**PROBLEM DESCRIPTION:** Can you pull out each line of the data below that includes the word "surface"?

**DATA TO PROCESS:**
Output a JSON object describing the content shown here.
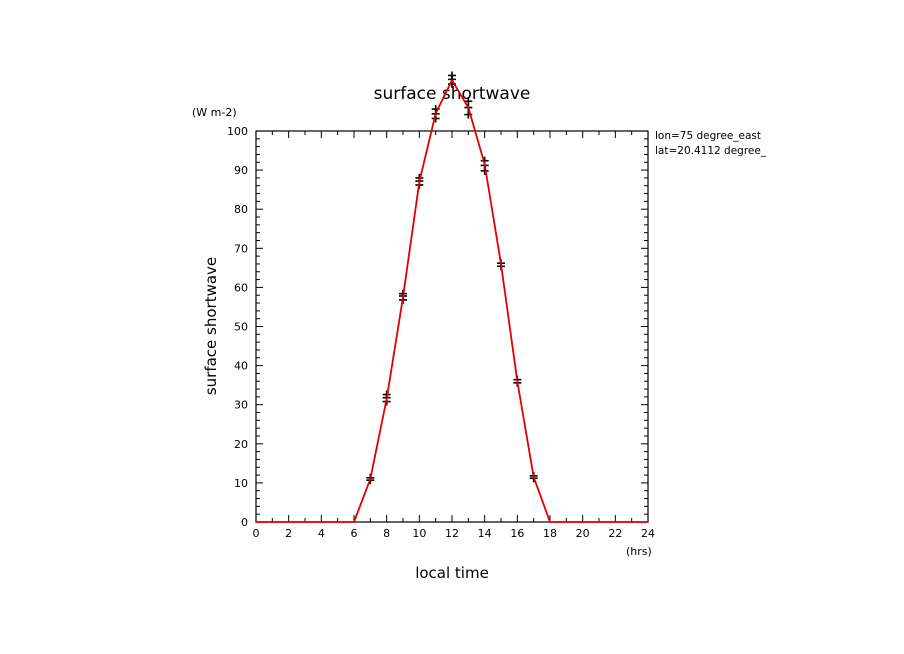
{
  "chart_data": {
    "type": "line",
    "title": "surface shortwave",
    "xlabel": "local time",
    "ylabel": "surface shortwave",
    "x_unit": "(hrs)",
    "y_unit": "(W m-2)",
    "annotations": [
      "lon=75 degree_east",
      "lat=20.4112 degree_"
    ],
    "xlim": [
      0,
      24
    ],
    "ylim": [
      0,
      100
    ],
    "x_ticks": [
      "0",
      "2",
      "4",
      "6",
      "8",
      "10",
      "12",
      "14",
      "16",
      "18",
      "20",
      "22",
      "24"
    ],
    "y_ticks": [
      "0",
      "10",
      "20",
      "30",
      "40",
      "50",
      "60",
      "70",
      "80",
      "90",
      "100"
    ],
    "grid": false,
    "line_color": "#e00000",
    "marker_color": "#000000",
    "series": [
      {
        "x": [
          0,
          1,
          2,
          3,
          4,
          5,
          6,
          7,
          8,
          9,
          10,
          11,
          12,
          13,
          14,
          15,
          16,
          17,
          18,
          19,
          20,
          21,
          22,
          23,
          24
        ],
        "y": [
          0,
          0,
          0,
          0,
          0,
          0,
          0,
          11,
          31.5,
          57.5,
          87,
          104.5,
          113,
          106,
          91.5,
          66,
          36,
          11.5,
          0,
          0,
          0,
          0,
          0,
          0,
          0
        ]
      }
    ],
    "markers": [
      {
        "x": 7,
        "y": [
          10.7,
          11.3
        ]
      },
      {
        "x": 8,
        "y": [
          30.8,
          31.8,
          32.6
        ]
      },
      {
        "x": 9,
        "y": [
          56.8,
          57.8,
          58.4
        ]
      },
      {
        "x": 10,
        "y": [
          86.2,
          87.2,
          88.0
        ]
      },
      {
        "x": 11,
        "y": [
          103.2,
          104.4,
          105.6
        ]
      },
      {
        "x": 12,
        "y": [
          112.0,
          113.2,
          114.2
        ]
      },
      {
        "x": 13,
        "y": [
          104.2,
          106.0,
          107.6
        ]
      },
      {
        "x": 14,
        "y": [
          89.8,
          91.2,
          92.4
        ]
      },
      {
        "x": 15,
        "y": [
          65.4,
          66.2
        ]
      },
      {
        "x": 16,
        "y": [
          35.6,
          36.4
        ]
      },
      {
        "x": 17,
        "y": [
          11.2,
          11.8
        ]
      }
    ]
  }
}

**RESULT OF THIS EXERCISE:**
    "title": "surface shortwave",
    "ylabel": "surface shortwave",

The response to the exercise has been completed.